## EXERCISE AIM
Search the data below for "marker"; list each line that holds it.

## MATERIAL
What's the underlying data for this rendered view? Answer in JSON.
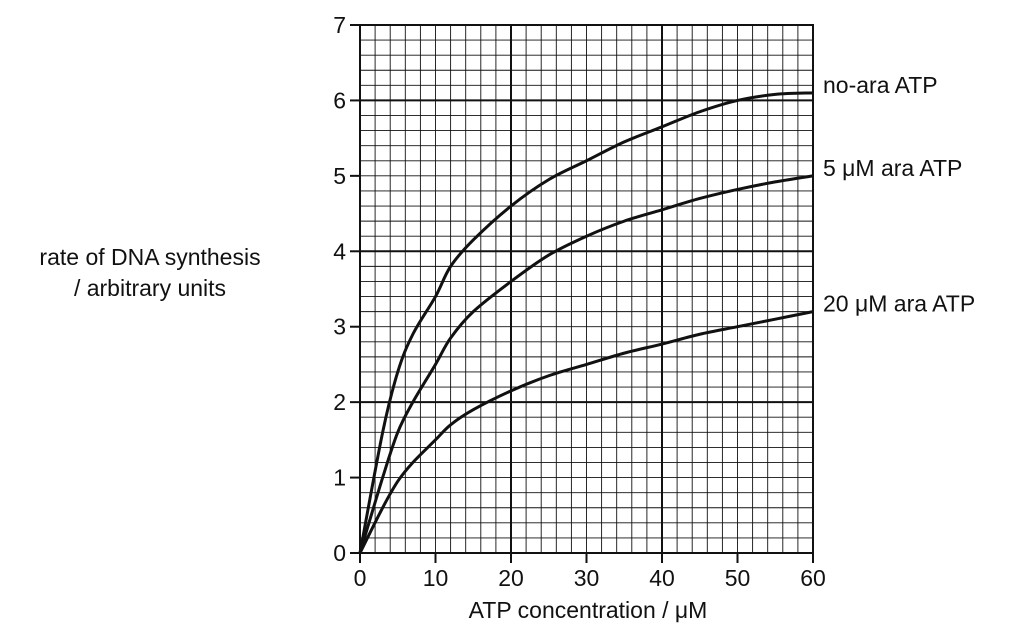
{
  "chart_data": {
    "type": "line",
    "title": "",
    "ylabel_line1": "rate of DNA synthesis",
    "ylabel_line2": "/ arbitrary units",
    "xlabel": "ATP concentration / μM",
    "xlim": [
      0,
      60
    ],
    "ylim": [
      0,
      7
    ],
    "xticks": [
      0,
      10,
      20,
      30,
      40,
      50,
      60
    ],
    "yticks": [
      0,
      1,
      2,
      3,
      4,
      5,
      6,
      7
    ],
    "minor_grid_step": {
      "x": 2,
      "y": 0.2
    },
    "major_grid_step": {
      "x": 20,
      "y": 2
    },
    "grid": true,
    "line_color": "#111111",
    "series": [
      {
        "name": "no-ara ATP",
        "x": [
          0,
          3,
          5,
          7,
          10,
          12,
          15,
          20,
          25,
          30,
          35,
          40,
          45,
          50,
          55,
          60
        ],
        "y": [
          0,
          1.6,
          2.4,
          2.9,
          3.4,
          3.8,
          4.15,
          4.6,
          4.95,
          5.2,
          5.45,
          5.65,
          5.85,
          6.0,
          6.08,
          6.1
        ]
      },
      {
        "name": "5 μM ara ATP",
        "x": [
          0,
          3,
          5,
          7,
          10,
          12,
          15,
          20,
          25,
          30,
          35,
          40,
          45,
          50,
          55,
          60
        ],
        "y": [
          0,
          1.0,
          1.6,
          2.0,
          2.5,
          2.85,
          3.2,
          3.6,
          3.95,
          4.2,
          4.4,
          4.55,
          4.7,
          4.82,
          4.92,
          5.0
        ]
      },
      {
        "name": "20 μM ara ATP",
        "x": [
          0,
          3,
          5,
          7,
          10,
          12,
          15,
          20,
          25,
          30,
          35,
          40,
          45,
          50,
          55,
          60
        ],
        "y": [
          0,
          0.6,
          0.95,
          1.2,
          1.5,
          1.7,
          1.9,
          2.15,
          2.35,
          2.5,
          2.65,
          2.77,
          2.9,
          3.0,
          3.1,
          3.2
        ]
      }
    ]
  }
}
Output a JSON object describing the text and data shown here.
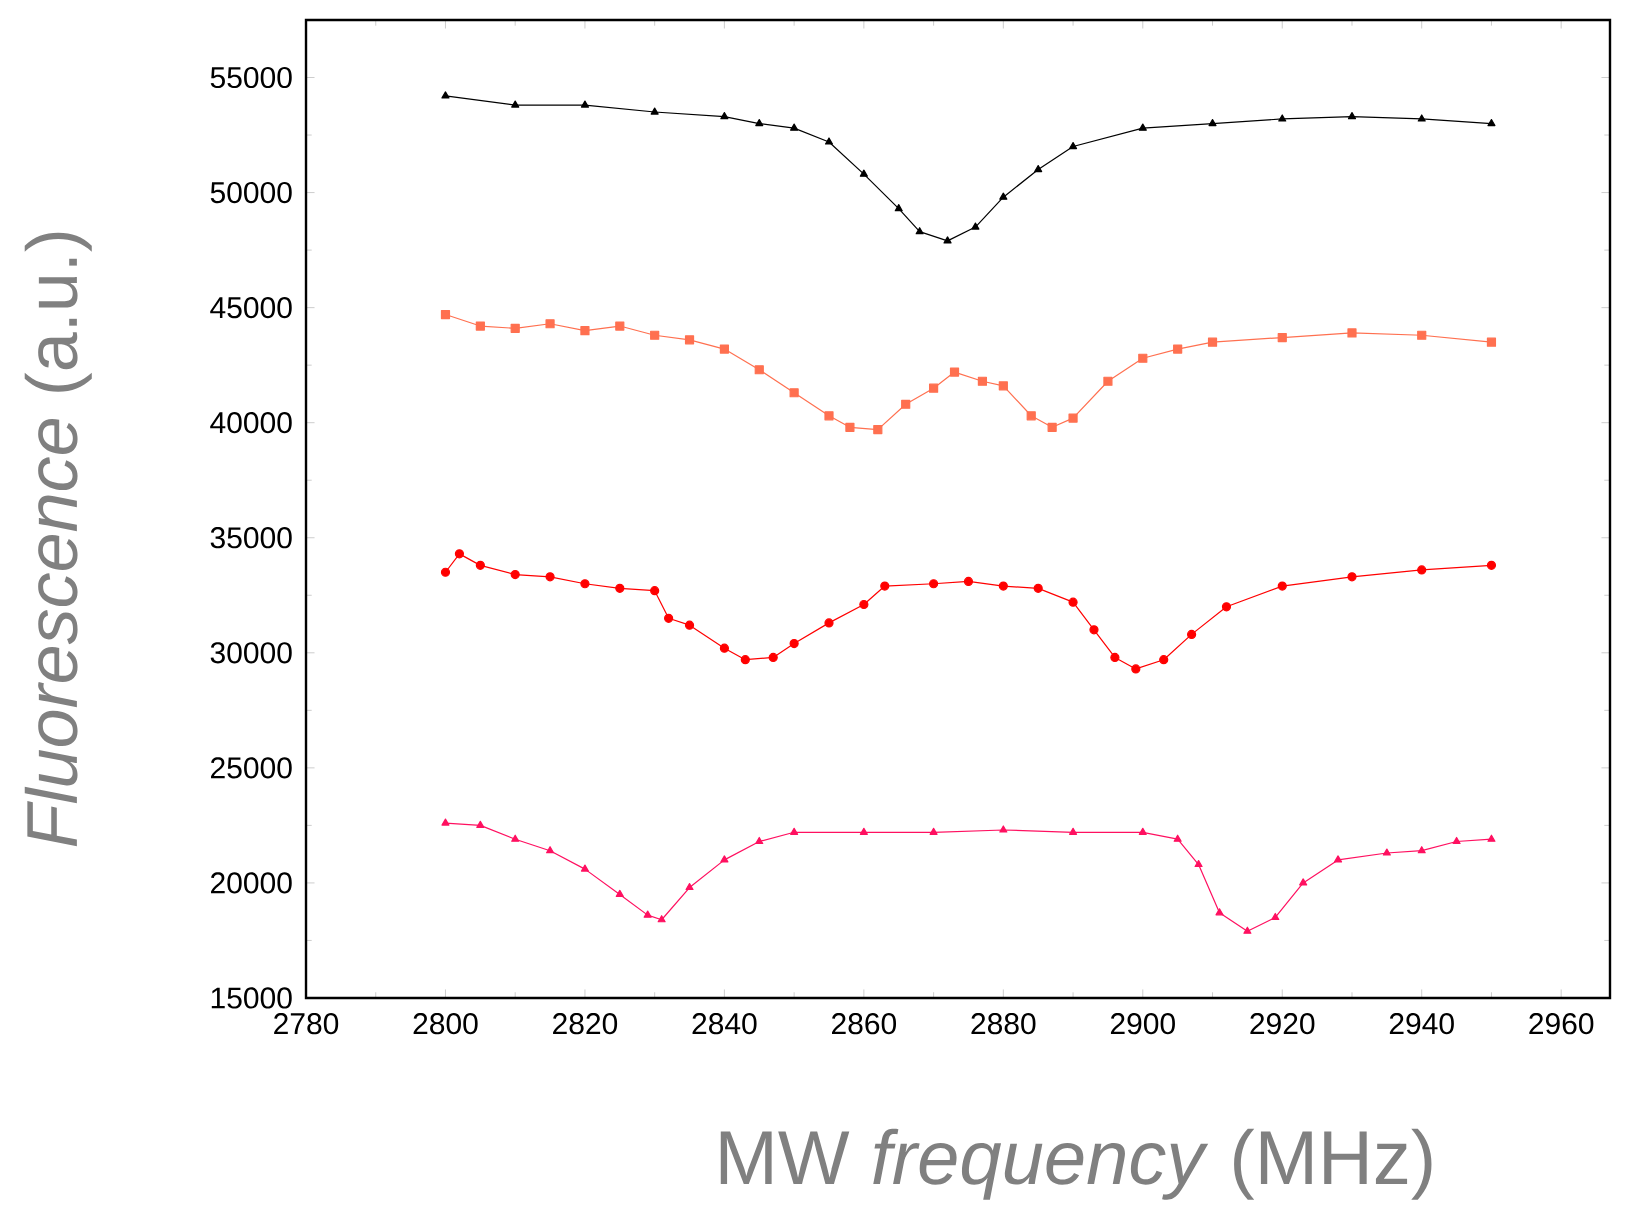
{
  "chart_data": {
    "type": "line",
    "xlabel": "MW *frequency* (MHz)",
    "ylabel": "*Fluorescence* (a.u.)",
    "xlim": [
      2780,
      2967
    ],
    "ylim": [
      15000,
      57500
    ],
    "xticks": [
      2780,
      2800,
      2820,
      2840,
      2860,
      2880,
      2900,
      2920,
      2940,
      2960
    ],
    "yticks": [
      15000,
      20000,
      25000,
      30000,
      35000,
      40000,
      45000,
      50000,
      55000
    ],
    "grid": false,
    "line_style": "solid",
    "series": [
      {
        "color": "#000000",
        "marker": "triangle",
        "x": [
          2800,
          2810,
          2820,
          2830,
          2840,
          2845,
          2850,
          2855,
          2860,
          2865,
          2868,
          2872,
          2876,
          2880,
          2885,
          2890,
          2900,
          2910,
          2920,
          2930,
          2940,
          2950
        ],
        "values": [
          54200,
          53800,
          53800,
          53500,
          53300,
          53000,
          52800,
          52200,
          50800,
          49300,
          48300,
          47900,
          48500,
          49800,
          51000,
          52000,
          52800,
          53000,
          53200,
          53300,
          53200,
          53000
        ]
      },
      {
        "color": "#ff7050",
        "marker": "square",
        "x": [
          2800,
          2805,
          2810,
          2815,
          2820,
          2825,
          2830,
          2835,
          2840,
          2845,
          2850,
          2855,
          2858,
          2862,
          2866,
          2870,
          2873,
          2877,
          2880,
          2884,
          2887,
          2890,
          2895,
          2900,
          2905,
          2910,
          2920,
          2930,
          2940,
          2950
        ],
        "values": [
          44700,
          44200,
          44100,
          44300,
          44000,
          44200,
          43800,
          43600,
          43200,
          42300,
          41300,
          40300,
          39800,
          39700,
          40800,
          41500,
          42200,
          41800,
          41600,
          40300,
          39800,
          40200,
          41800,
          42800,
          43200,
          43500,
          43700,
          43900,
          43800,
          43500
        ]
      },
      {
        "color": "#ff0000",
        "marker": "circle",
        "x": [
          2800,
          2802,
          2805,
          2810,
          2815,
          2820,
          2825,
          2830,
          2832,
          2835,
          2840,
          2843,
          2847,
          2850,
          2855,
          2860,
          2863,
          2870,
          2875,
          2880,
          2885,
          2890,
          2893,
          2896,
          2899,
          2903,
          2907,
          2912,
          2920,
          2930,
          2940,
          2950
        ],
        "values": [
          33500,
          34300,
          33800,
          33400,
          33300,
          33000,
          32800,
          32700,
          31500,
          31200,
          30200,
          29700,
          29800,
          30400,
          31300,
          32100,
          32900,
          33000,
          33100,
          32900,
          32800,
          32200,
          31000,
          29800,
          29300,
          29700,
          30800,
          32000,
          32900,
          33300,
          33600,
          33800
        ]
      },
      {
        "color": "#ff1060",
        "marker": "triangle",
        "x": [
          2800,
          2805,
          2810,
          2815,
          2820,
          2825,
          2829,
          2831,
          2835,
          2840,
          2845,
          2850,
          2860,
          2870,
          2880,
          2890,
          2900,
          2905,
          2908,
          2911,
          2915,
          2919,
          2923,
          2928,
          2935,
          2940,
          2945,
          2950
        ],
        "values": [
          22600,
          22500,
          21900,
          21400,
          20600,
          19500,
          18600,
          18400,
          19800,
          21000,
          21800,
          22200,
          22200,
          22200,
          22300,
          22200,
          22200,
          21900,
          20800,
          18700,
          17900,
          18500,
          20000,
          21000,
          21300,
          21400,
          21800,
          21900
        ]
      }
    ]
  }
}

## OUTPUT OF THE EXERCISE
        "marker": "triangle",
        "marker": "square",
        "marker": "circle",
        "marker": "triangle",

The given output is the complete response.